### Problem to work on
Copy all the entries below exactly, but not the pictures.

══ Material shown ══

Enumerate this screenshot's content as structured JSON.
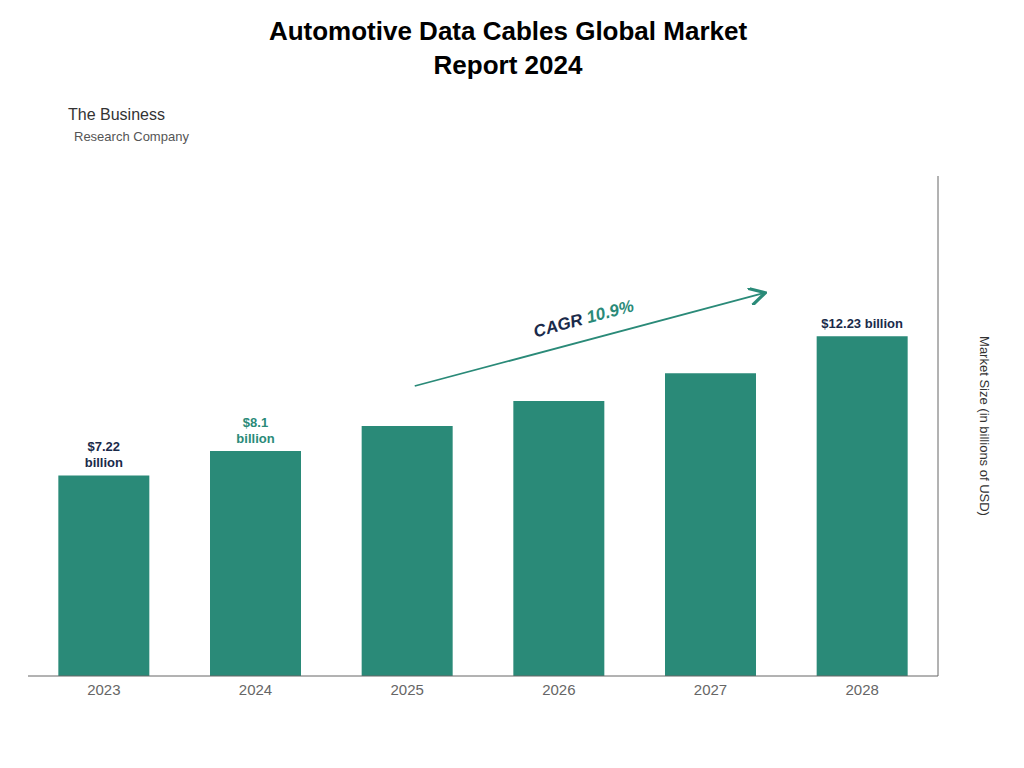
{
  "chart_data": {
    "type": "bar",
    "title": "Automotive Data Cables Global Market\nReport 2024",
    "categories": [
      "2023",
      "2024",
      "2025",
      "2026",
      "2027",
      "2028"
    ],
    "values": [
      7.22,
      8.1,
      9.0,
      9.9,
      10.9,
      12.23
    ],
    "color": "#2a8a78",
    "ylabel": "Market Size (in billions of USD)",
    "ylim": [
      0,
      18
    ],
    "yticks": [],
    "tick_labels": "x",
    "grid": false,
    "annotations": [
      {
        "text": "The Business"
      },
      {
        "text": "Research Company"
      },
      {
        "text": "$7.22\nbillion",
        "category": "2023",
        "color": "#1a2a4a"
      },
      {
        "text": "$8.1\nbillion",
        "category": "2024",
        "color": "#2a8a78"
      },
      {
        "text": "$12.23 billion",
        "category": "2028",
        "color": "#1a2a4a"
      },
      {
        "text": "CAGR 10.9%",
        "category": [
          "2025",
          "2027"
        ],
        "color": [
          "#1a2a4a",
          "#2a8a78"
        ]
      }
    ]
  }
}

═══

### The reply
Enumerate this screenshot's content as structured JSON.
{
  "chart_data": {
    "type": "bar",
    "title": "Automotive Data Cables Global Market\nReport 2024",
    "categories": [
      "2023",
      "2024",
      "2025",
      "2026",
      "2027",
      "2028"
    ],
    "values": [
      7.22,
      8.1,
      9.0,
      9.9,
      10.9,
      12.23
    ],
    "color": "#2a8a78",
    "ylabel": "Market Size (in billions of USD)",
    "ylim": [
      0,
      18
    ],
    "yticks": [],
    "tick_labels": "x",
    "grid": false,
    "annotations": [
      {
        "text": "The Business"
      },
      {
        "text": "Research Company"
      },
      {
        "text": "$7.22\nbillion",
        "category": "2023",
        "color": "#1a2a4a"
      },
      {
        "text": "$8.1\nbillion",
        "category": "2024",
        "color": "#2a8a78"
      },
      {
        "text": "$12.23 billion",
        "category": "2028",
        "color": "#1a2a4a"
      },
      {
        "text": "CAGR 10.9%",
        "category": [
          "2025",
          "2027"
        ],
        "color": [
          "#1a2a4a",
          "#2a8a78"
        ]
      }
    ]
  }
}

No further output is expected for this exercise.